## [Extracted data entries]
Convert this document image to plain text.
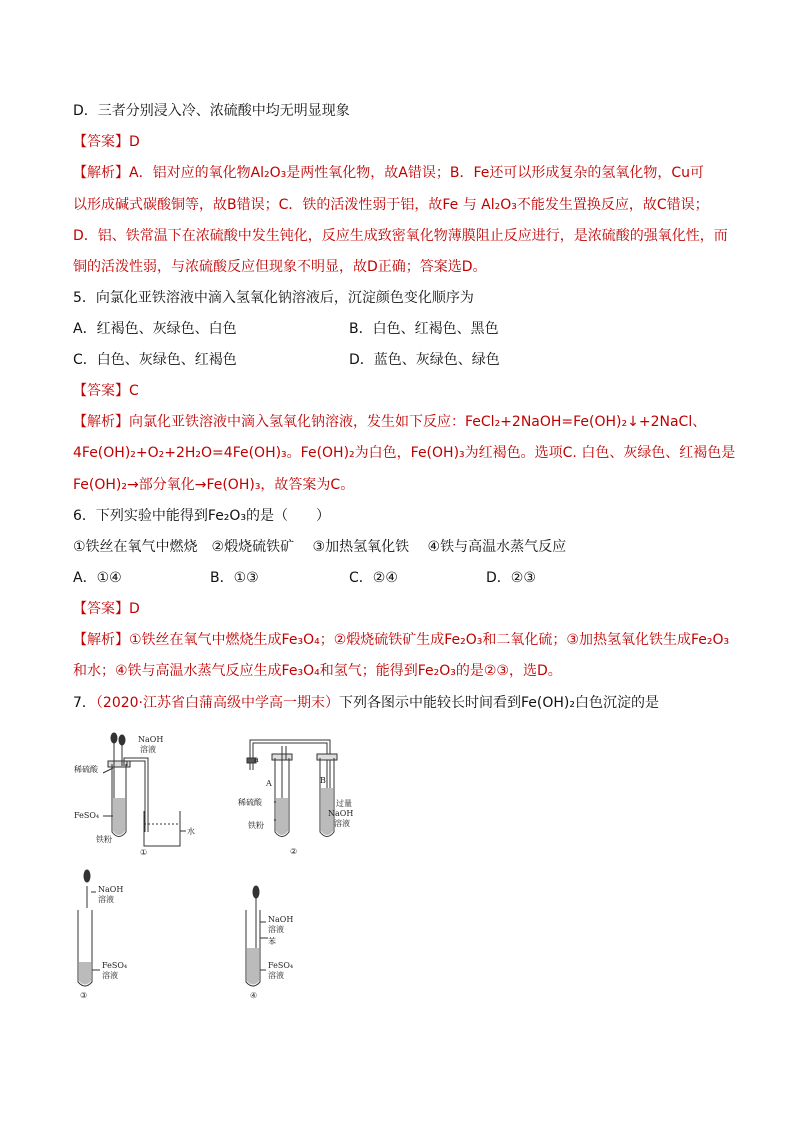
D．三者分别浸入冷、浓硫酸中均无明显现象
【答案】D
【解析】A．铝对应的氧化物Al₂O₃是两性氧化物，故A错误；B．Fe还可以形成复杂的氢氧化物，Cu可
以形成碱式碳酸铜等，故B错误；C．铁的活泼性弱于铝，故Fe 与 Al₂O₃不能发生置换反应，故C错误；
D．铝、铁常温下在浓硫酸中发生钝化，反应生成致密氧化物薄膜阻止反应进行，是浓硫酸的强氧化性，而
铜的活泼性弱，与浓硫酸反应但现象不明显，故D正确；答案选D。
5．向氯化亚铁溶液中滴入氢氧化钠溶液后，沉淀颜色变化顺序为
A．红褐色、灰绿色、白色	B．白色、红褐色、黑色
C．白色、灰绿色、红褐色	D．蓝色、灰绿色、绿色
【答案】C
【解析】向氯化亚铁溶液中滴入氢氧化钠溶液，发生如下反应：FeCl₂+2NaOH=Fe(OH)₂↓+2NaCl、
4Fe(OH)₂+O₂+2H₂O=4Fe(OH)₃。Fe(OH)₂为白色，Fe(OH)₃为红褐色。选项C. 白色、灰绿色、红褐色是
Fe(OH)₂→部分氧化→Fe(OH)₃，故答案为C。
6．下列实验中能得到Fe₂O₃的是（　　）
①铁丝在氧气中燃烧　②煅烧硫铁矿　 ③加热氢氧化铁　 ④铁与高温水蒸气反应
A．①④	B．①③	C．②④	D．②③
【答案】D
【解析】①铁丝在氧气中燃烧生成Fe₃O₄；②煅烧硫铁矿生成Fe₂O₃和二氧化硫；③加热氢氧化铁生成Fe₂O₃
和水；④铁与高温水蒸气反应生成Fe₃O₄和氢气；能得到Fe₂O₃的是②③，选D。
7．（2020·江苏省白蒲高级中学高一期末）下列各图示中能较长时间看到Fe(OH)₂白色沉淀的是
稀硫酸
NaOH
溶液
FeSO₄
铁粉
水
①
a
A	B
稀硫酸
铁粉
过量
NaOH
溶液
②
NaOH
溶液
FeSO₄
溶液
③
NaOH
溶液
苯
FeSO₄
溶液
④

## [Work to do]
Return the listing above in full and without alteration, excluding its pictures.

## [Result]
Convert this document image to plain text.
D．三者分别浸入冷、浓硫酸中均无明显现象
【答案】D
【解析】A．铝对应的氧化物Al₂O₃是两性氧化物，故A错误；B．Fe还可以形成复杂的氢氧化物，Cu可
以形成碱式碳酸铜等，故B错误；C．铁的活泼性弱于铝，故Fe 与 Al₂O₃不能发生置换反应，故C错误；
D．铝、铁常温下在浓硫酸中发生钝化，反应生成致密氧化物薄膜阻止反应进行，是浓硫酸的强氧化性，而
铜的活泼性弱，与浓硫酸反应但现象不明显，故D正确；答案选D。
5．向氯化亚铁溶液中滴入氢氧化钠溶液后，沉淀颜色变化顺序为
A．红褐色、灰绿色、白色	B．白色、红褐色、黑色
C．白色、灰绿色、红褐色	D．蓝色、灰绿色、绿色
【答案】C
【解析】向氯化亚铁溶液中滴入氢氧化钠溶液，发生如下反应：FeCl₂+2NaOH=Fe(OH)₂↓+2NaCl、
4Fe(OH)₂+O₂+2H₂O=4Fe(OH)₃。Fe(OH)₂为白色，Fe(OH)₃为红褐色。选项C. 白色、灰绿色、红褐色是
Fe(OH)₂→部分氧化→Fe(OH)₃，故答案为C。
6．下列实验中能得到Fe₂O₃的是（　　）
①铁丝在氧气中燃烧　②煅烧硫铁矿　 ③加热氢氧化铁　 ④铁与高温水蒸气反应
A．①④	B．①③	C．②④	D．②③
【答案】D
【解析】①铁丝在氧气中燃烧生成Fe₃O₄；②煅烧硫铁矿生成Fe₂O₃和二氧化硫；③加热氢氧化铁生成Fe₂O₃
和水；④铁与高温水蒸气反应生成Fe₃O₄和氢气；能得到Fe₂O₃的是②③，选D。
7．（2020·江苏省白蒲高级中学高一期末）下列各图示中能较长时间看到Fe(OH)₂白色沉淀的是
稀硫酸
NaOH
溶液
FeSO₄
铁粉
水
①
a
A	B
稀硫酸
铁粉
过量
NaOH
溶液
②
NaOH
溶液
FeSO₄
溶液
③
NaOH
溶液
苯
FeSO₄
溶液
④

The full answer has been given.